WRITTEN REQUEST. Word for word, retype every entry in the listing.

..............................

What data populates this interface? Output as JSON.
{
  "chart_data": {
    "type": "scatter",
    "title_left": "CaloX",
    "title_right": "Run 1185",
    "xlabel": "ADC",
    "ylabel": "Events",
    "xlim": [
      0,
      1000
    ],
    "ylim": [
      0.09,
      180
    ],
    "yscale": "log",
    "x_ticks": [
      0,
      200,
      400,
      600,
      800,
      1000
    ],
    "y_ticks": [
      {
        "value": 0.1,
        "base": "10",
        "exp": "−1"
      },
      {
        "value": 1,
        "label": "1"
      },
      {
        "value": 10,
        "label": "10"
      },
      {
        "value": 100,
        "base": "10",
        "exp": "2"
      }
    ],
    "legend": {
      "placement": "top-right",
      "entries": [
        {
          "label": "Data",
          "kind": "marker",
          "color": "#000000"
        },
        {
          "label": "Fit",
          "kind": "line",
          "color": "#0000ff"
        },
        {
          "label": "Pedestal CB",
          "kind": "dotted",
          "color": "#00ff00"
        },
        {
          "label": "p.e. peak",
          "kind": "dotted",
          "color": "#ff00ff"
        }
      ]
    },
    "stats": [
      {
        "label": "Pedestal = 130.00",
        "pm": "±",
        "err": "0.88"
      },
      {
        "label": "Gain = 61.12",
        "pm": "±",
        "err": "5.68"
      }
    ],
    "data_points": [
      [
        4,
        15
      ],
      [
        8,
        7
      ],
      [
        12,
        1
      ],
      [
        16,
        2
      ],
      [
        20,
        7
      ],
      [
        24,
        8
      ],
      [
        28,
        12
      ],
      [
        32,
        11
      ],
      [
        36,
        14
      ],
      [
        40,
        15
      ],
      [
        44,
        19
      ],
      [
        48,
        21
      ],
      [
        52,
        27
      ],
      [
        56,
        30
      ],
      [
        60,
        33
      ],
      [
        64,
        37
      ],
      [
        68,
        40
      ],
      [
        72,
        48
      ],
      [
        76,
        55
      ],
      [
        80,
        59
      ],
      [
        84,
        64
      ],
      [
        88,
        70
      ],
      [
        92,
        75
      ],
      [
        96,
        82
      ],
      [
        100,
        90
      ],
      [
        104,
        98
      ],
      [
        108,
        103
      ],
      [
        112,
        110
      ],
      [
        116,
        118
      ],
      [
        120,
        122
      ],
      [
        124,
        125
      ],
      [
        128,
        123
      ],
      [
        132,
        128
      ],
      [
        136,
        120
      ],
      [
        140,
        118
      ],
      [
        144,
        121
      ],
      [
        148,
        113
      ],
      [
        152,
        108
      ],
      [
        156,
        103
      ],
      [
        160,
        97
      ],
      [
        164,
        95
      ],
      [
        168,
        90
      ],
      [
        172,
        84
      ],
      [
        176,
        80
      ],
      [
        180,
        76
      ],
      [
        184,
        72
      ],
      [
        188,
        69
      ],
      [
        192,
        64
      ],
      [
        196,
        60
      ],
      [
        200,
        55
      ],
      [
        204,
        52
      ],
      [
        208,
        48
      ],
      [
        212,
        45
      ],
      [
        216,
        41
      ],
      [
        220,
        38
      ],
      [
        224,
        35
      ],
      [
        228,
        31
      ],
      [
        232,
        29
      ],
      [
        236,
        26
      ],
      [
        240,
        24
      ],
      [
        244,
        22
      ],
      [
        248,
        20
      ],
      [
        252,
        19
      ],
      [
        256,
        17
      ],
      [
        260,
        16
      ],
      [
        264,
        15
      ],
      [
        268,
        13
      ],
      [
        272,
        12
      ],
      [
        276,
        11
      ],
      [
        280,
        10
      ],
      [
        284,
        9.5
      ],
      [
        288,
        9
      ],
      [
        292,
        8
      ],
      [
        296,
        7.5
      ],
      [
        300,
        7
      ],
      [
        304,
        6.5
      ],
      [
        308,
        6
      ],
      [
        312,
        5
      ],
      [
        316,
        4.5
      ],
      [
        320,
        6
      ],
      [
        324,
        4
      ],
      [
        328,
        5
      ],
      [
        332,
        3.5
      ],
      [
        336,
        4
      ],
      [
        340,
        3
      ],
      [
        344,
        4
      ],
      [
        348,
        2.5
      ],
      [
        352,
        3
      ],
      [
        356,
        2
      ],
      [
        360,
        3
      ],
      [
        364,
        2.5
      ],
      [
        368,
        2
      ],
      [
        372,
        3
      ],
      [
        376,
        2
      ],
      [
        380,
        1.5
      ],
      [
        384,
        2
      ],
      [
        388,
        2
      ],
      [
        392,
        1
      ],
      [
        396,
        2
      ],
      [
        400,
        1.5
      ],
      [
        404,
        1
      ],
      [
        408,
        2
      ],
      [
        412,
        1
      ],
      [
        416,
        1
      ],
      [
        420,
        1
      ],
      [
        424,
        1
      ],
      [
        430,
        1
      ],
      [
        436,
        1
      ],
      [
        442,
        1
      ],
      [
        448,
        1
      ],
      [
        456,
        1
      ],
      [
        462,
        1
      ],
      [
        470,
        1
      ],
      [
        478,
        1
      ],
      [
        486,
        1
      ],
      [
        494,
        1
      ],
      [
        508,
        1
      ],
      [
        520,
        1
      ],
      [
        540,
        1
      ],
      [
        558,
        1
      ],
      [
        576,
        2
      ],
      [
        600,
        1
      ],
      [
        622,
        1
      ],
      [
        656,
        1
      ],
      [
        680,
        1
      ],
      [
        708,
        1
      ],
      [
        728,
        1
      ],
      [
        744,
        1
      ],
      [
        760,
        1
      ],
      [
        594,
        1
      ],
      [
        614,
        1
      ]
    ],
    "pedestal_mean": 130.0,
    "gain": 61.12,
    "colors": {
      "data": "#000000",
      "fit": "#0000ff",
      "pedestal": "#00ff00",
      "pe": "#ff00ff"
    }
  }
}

..............................

WORKED ANSWER.
What data populates this interface? Output as JSON.
{
  "chart_data": {
    "type": "scatter",
    "title_left": "CaloX",
    "title_right": "Run 1185",
    "xlabel": "ADC",
    "ylabel": "Events",
    "xlim": [
      0,
      1000
    ],
    "ylim": [
      0.09,
      180
    ],
    "yscale": "log",
    "x_ticks": [
      0,
      200,
      400,
      600,
      800,
      1000
    ],
    "y_ticks": [
      {
        "value": 0.1,
        "base": "10",
        "exp": "−1"
      },
      {
        "value": 1,
        "label": "1"
      },
      {
        "value": 10,
        "label": "10"
      },
      {
        "value": 100,
        "base": "10",
        "exp": "2"
      }
    ],
    "legend": {
      "placement": "top-right",
      "entries": [
        {
          "label": "Data",
          "kind": "marker",
          "color": "#000000"
        },
        {
          "label": "Fit",
          "kind": "line",
          "color": "#0000ff"
        },
        {
          "label": "Pedestal CB",
          "kind": "dotted",
          "color": "#00ff00"
        },
        {
          "label": "p.e. peak",
          "kind": "dotted",
          "color": "#ff00ff"
        }
      ]
    },
    "stats": [
      {
        "label": "Pedestal = 130.00",
        "pm": "±",
        "err": "0.88"
      },
      {
        "label": "Gain = 61.12",
        "pm": "±",
        "err": "5.68"
      }
    ],
    "data_points": [
      [
        4,
        15
      ],
      [
        8,
        7
      ],
      [
        12,
        1
      ],
      [
        16,
        2
      ],
      [
        20,
        7
      ],
      [
        24,
        8
      ],
      [
        28,
        12
      ],
      [
        32,
        11
      ],
      [
        36,
        14
      ],
      [
        40,
        15
      ],
      [
        44,
        19
      ],
      [
        48,
        21
      ],
      [
        52,
        27
      ],
      [
        56,
        30
      ],
      [
        60,
        33
      ],
      [
        64,
        37
      ],
      [
        68,
        40
      ],
      [
        72,
        48
      ],
      [
        76,
        55
      ],
      [
        80,
        59
      ],
      [
        84,
        64
      ],
      [
        88,
        70
      ],
      [
        92,
        75
      ],
      [
        96,
        82
      ],
      [
        100,
        90
      ],
      [
        104,
        98
      ],
      [
        108,
        103
      ],
      [
        112,
        110
      ],
      [
        116,
        118
      ],
      [
        120,
        122
      ],
      [
        124,
        125
      ],
      [
        128,
        123
      ],
      [
        132,
        128
      ],
      [
        136,
        120
      ],
      [
        140,
        118
      ],
      [
        144,
        121
      ],
      [
        148,
        113
      ],
      [
        152,
        108
      ],
      [
        156,
        103
      ],
      [
        160,
        97
      ],
      [
        164,
        95
      ],
      [
        168,
        90
      ],
      [
        172,
        84
      ],
      [
        176,
        80
      ],
      [
        180,
        76
      ],
      [
        184,
        72
      ],
      [
        188,
        69
      ],
      [
        192,
        64
      ],
      [
        196,
        60
      ],
      [
        200,
        55
      ],
      [
        204,
        52
      ],
      [
        208,
        48
      ],
      [
        212,
        45
      ],
      [
        216,
        41
      ],
      [
        220,
        38
      ],
      [
        224,
        35
      ],
      [
        228,
        31
      ],
      [
        232,
        29
      ],
      [
        236,
        26
      ],
      [
        240,
        24
      ],
      [
        244,
        22
      ],
      [
        248,
        20
      ],
      [
        252,
        19
      ],
      [
        256,
        17
      ],
      [
        260,
        16
      ],
      [
        264,
        15
      ],
      [
        268,
        13
      ],
      [
        272,
        12
      ],
      [
        276,
        11
      ],
      [
        280,
        10
      ],
      [
        284,
        9.5
      ],
      [
        288,
        9
      ],
      [
        292,
        8
      ],
      [
        296,
        7.5
      ],
      [
        300,
        7
      ],
      [
        304,
        6.5
      ],
      [
        308,
        6
      ],
      [
        312,
        5
      ],
      [
        316,
        4.5
      ],
      [
        320,
        6
      ],
      [
        324,
        4
      ],
      [
        328,
        5
      ],
      [
        332,
        3.5
      ],
      [
        336,
        4
      ],
      [
        340,
        3
      ],
      [
        344,
        4
      ],
      [
        348,
        2.5
      ],
      [
        352,
        3
      ],
      [
        356,
        2
      ],
      [
        360,
        3
      ],
      [
        364,
        2.5
      ],
      [
        368,
        2
      ],
      [
        372,
        3
      ],
      [
        376,
        2
      ],
      [
        380,
        1.5
      ],
      [
        384,
        2
      ],
      [
        388,
        2
      ],
      [
        392,
        1
      ],
      [
        396,
        2
      ],
      [
        400,
        1.5
      ],
      [
        404,
        1
      ],
      [
        408,
        2
      ],
      [
        412,
        1
      ],
      [
        416,
        1
      ],
      [
        420,
        1
      ],
      [
        424,
        1
      ],
      [
        430,
        1
      ],
      [
        436,
        1
      ],
      [
        442,
        1
      ],
      [
        448,
        1
      ],
      [
        456,
        1
      ],
      [
        462,
        1
      ],
      [
        470,
        1
      ],
      [
        478,
        1
      ],
      [
        486,
        1
      ],
      [
        494,
        1
      ],
      [
        508,
        1
      ],
      [
        520,
        1
      ],
      [
        540,
        1
      ],
      [
        558,
        1
      ],
      [
        576,
        2
      ],
      [
        600,
        1
      ],
      [
        622,
        1
      ],
      [
        656,
        1
      ],
      [
        680,
        1
      ],
      [
        708,
        1
      ],
      [
        728,
        1
      ],
      [
        744,
        1
      ],
      [
        760,
        1
      ],
      [
        594,
        1
      ],
      [
        614,
        1
      ]
    ],
    "pedestal_mean": 130.0,
    "gain": 61.12,
    "colors": {
      "data": "#000000",
      "fit": "#0000ff",
      "pedestal": "#00ff00",
      "pe": "#ff00ff"
    }
  }
}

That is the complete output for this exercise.